## begin DATA PROVIDED
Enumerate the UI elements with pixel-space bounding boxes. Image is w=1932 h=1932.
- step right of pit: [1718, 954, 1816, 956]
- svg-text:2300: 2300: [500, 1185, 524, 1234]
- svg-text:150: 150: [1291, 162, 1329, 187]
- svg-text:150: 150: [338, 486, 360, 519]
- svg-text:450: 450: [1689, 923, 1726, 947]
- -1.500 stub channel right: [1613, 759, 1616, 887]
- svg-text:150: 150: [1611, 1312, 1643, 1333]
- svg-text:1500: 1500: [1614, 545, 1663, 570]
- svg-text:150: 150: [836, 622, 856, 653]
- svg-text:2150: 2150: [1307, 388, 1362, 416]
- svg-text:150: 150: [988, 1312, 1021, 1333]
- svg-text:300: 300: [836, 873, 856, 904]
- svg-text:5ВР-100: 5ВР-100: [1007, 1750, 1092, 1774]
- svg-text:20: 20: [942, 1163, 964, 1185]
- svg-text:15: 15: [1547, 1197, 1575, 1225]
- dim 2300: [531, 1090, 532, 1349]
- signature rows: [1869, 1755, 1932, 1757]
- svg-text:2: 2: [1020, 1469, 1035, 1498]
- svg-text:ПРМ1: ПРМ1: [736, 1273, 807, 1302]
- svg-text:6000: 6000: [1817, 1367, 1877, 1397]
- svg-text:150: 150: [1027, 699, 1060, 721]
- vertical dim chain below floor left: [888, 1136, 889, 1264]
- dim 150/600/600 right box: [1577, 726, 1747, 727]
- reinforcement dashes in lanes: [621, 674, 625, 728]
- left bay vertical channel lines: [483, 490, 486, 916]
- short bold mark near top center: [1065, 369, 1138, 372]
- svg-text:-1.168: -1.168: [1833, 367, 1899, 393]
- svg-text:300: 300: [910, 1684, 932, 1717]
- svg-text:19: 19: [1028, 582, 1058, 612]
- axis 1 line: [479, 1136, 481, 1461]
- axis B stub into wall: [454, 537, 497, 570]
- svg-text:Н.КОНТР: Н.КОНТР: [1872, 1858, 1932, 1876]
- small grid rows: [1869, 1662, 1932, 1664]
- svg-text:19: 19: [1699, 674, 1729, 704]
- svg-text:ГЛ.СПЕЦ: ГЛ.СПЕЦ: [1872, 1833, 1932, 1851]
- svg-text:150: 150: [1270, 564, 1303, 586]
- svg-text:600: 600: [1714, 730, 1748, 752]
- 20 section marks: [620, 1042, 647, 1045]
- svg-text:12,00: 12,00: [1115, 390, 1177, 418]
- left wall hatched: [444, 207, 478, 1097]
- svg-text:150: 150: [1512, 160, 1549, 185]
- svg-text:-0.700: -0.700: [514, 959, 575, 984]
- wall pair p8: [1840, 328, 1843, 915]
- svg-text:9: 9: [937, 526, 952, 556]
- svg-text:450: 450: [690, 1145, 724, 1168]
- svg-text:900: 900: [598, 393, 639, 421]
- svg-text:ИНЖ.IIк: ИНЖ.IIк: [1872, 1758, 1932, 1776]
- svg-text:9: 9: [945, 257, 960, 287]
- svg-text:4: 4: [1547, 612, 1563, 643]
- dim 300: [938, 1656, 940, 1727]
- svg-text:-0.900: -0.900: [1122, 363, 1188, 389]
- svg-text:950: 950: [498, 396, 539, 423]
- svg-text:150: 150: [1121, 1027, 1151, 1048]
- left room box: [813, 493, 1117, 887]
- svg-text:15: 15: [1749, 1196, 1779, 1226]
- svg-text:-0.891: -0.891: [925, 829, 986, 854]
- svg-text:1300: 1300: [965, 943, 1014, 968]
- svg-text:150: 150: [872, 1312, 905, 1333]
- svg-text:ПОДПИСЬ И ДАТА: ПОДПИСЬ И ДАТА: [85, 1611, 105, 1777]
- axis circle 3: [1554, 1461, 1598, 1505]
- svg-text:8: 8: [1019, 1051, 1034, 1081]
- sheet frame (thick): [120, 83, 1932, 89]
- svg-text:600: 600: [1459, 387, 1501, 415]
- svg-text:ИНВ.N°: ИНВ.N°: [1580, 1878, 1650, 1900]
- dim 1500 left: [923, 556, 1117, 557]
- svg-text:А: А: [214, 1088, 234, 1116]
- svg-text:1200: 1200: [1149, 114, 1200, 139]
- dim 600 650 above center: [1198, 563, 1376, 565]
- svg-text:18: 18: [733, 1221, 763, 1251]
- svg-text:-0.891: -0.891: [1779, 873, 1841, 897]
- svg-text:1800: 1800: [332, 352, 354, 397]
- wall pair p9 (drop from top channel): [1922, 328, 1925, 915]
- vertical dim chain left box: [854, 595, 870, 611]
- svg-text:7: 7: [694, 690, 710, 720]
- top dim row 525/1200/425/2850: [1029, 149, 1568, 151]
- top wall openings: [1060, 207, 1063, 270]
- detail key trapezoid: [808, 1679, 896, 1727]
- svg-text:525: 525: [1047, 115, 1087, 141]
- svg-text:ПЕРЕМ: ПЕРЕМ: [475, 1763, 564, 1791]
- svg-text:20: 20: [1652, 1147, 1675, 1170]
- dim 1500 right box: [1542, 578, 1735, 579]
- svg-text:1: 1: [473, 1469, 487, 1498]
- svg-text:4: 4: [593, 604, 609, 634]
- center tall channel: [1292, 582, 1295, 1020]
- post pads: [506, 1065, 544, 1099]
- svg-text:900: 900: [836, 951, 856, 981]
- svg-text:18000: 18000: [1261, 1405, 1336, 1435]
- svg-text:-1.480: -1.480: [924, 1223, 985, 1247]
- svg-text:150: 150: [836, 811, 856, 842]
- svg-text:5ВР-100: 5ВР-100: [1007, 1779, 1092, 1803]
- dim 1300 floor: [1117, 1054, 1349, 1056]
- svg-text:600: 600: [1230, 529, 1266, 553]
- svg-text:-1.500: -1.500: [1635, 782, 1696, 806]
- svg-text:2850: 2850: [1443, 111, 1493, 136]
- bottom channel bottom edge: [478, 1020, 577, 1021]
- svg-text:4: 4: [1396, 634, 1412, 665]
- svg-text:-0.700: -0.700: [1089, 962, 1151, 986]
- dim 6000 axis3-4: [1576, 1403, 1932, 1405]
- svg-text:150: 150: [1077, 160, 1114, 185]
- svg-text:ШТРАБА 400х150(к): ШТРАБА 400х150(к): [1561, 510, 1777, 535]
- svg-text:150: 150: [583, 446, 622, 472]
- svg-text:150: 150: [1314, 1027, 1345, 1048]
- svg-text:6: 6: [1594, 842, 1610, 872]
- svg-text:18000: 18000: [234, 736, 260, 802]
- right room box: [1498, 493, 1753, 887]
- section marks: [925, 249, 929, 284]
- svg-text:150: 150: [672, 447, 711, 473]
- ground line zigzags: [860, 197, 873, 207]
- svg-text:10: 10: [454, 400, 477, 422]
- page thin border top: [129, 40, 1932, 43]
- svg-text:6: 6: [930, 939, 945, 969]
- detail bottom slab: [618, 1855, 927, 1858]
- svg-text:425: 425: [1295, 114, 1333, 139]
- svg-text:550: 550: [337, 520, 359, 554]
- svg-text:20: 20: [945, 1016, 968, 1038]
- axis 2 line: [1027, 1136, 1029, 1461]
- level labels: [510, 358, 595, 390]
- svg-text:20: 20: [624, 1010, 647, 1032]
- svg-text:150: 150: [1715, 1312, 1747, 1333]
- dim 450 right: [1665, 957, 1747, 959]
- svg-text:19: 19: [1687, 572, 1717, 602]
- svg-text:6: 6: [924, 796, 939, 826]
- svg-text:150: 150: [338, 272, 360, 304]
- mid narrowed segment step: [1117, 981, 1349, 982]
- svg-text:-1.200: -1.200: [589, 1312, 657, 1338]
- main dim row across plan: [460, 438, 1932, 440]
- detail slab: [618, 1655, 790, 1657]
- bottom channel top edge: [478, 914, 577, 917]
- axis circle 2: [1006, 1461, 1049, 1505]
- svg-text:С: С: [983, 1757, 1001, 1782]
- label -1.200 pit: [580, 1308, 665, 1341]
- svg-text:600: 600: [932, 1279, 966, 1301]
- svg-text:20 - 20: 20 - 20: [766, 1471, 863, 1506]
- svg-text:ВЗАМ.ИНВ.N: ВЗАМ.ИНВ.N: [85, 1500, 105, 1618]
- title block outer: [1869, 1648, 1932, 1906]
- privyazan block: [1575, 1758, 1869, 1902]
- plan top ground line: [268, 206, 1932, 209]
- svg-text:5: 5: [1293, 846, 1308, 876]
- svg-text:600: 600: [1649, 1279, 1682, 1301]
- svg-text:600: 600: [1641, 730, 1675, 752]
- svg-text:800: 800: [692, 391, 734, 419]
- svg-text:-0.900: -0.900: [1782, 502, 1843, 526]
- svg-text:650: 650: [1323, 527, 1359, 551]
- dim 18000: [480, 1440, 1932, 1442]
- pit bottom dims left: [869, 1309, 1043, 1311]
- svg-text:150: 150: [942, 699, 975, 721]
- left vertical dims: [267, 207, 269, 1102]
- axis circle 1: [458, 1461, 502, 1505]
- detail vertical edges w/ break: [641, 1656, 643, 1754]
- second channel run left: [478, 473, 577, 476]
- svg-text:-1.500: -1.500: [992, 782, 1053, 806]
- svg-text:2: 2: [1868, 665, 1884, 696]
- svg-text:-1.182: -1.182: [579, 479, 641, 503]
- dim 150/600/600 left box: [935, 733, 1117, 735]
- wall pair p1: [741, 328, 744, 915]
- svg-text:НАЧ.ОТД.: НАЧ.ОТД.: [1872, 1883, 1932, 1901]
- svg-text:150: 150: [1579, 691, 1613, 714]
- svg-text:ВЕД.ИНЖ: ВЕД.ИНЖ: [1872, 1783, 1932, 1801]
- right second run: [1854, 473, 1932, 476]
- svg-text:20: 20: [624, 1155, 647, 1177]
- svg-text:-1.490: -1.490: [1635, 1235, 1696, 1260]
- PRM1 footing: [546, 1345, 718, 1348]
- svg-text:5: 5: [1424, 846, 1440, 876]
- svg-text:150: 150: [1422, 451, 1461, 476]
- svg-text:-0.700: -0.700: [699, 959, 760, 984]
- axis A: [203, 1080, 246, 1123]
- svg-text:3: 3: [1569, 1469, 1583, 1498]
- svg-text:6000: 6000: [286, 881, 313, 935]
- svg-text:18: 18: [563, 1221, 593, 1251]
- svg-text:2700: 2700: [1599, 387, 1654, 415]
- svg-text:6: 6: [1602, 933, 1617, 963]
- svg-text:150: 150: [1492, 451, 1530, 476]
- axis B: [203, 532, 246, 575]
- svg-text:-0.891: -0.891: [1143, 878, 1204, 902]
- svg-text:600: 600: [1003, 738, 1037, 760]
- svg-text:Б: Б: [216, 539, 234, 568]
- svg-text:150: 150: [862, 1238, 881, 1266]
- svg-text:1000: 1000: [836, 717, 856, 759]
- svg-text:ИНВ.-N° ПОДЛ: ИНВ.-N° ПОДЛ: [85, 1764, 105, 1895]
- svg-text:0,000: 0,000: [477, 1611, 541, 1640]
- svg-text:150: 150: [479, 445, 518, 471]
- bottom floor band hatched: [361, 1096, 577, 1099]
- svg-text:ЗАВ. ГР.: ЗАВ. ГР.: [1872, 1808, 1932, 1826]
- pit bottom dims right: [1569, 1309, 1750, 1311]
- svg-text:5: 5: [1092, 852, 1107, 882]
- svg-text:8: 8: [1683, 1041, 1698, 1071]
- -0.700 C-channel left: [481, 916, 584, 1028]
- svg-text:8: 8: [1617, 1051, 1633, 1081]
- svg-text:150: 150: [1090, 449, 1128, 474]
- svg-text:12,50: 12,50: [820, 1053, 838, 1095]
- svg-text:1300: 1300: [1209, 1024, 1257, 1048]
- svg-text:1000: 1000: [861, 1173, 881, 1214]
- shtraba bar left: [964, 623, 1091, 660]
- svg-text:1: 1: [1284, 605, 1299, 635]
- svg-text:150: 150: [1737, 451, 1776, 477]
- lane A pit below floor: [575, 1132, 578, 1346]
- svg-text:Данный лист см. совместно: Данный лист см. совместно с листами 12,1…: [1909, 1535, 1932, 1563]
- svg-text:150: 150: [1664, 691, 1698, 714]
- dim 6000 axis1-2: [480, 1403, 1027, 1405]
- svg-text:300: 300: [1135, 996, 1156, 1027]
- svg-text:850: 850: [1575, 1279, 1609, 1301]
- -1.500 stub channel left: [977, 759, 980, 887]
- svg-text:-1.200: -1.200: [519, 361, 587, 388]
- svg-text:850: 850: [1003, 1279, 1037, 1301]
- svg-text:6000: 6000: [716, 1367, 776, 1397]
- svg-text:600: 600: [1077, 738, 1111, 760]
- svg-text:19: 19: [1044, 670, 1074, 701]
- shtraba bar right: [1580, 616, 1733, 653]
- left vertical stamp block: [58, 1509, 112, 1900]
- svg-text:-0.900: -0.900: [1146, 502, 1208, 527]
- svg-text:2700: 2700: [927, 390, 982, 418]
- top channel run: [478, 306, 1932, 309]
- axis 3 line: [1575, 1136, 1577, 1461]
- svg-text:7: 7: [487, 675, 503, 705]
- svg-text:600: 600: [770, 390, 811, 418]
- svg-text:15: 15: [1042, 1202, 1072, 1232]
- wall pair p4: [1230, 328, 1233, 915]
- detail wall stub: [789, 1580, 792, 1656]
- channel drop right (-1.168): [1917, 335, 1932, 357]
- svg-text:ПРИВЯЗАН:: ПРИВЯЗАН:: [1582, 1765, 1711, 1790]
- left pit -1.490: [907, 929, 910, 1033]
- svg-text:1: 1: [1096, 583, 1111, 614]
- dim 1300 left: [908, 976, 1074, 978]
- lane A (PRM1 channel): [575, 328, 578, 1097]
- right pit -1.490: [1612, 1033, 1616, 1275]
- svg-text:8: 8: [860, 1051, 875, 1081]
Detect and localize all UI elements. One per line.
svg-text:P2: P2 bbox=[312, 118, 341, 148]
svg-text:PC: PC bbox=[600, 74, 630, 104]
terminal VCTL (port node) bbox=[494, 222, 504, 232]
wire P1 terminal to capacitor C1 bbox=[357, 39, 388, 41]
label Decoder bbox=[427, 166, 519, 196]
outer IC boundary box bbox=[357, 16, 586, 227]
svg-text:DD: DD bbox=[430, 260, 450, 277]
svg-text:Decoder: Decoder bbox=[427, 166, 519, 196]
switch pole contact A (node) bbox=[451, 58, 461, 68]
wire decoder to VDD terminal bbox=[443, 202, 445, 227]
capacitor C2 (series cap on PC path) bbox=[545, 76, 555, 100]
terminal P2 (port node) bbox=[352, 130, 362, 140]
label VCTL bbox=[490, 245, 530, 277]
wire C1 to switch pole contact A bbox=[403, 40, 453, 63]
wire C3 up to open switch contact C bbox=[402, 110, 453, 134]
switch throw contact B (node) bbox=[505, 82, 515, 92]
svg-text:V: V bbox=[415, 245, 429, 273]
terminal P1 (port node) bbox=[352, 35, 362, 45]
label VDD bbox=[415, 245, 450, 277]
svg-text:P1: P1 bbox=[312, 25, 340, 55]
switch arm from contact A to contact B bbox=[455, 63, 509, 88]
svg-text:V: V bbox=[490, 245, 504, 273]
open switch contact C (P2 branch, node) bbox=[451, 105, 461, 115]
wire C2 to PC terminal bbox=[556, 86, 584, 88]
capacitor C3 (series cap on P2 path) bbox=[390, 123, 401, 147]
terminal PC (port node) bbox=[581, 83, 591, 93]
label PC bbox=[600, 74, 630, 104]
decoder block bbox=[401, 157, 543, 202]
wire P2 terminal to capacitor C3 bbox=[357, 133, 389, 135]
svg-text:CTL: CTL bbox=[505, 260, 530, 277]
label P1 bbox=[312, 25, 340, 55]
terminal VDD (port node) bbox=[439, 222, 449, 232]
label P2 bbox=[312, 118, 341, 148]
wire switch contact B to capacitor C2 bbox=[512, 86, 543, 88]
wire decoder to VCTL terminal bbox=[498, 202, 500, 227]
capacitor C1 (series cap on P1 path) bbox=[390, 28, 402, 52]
## end DATA PROVIDED
▸ WHAT YOU WILL DO
Can you rewrite the stretch of the listing from its start through the line "- -1.500 stub channel right: [1613, 759, 1616, 887]", swapping "pit" for "trench" and leaving everything else unchanged?

▸ FULL SOLUTION
Enumerate the UI elements with pixel-space bounding boxes. Image is w=1932 h=1932.
- step right of trench: [1718, 954, 1816, 956]
- svg-text:2300: 2300: [500, 1185, 524, 1234]
- svg-text:150: 150: [1291, 162, 1329, 187]
- svg-text:150: 150: [338, 486, 360, 519]
- svg-text:450: 450: [1689, 923, 1726, 947]
- -1.500 stub channel right: [1613, 759, 1616, 887]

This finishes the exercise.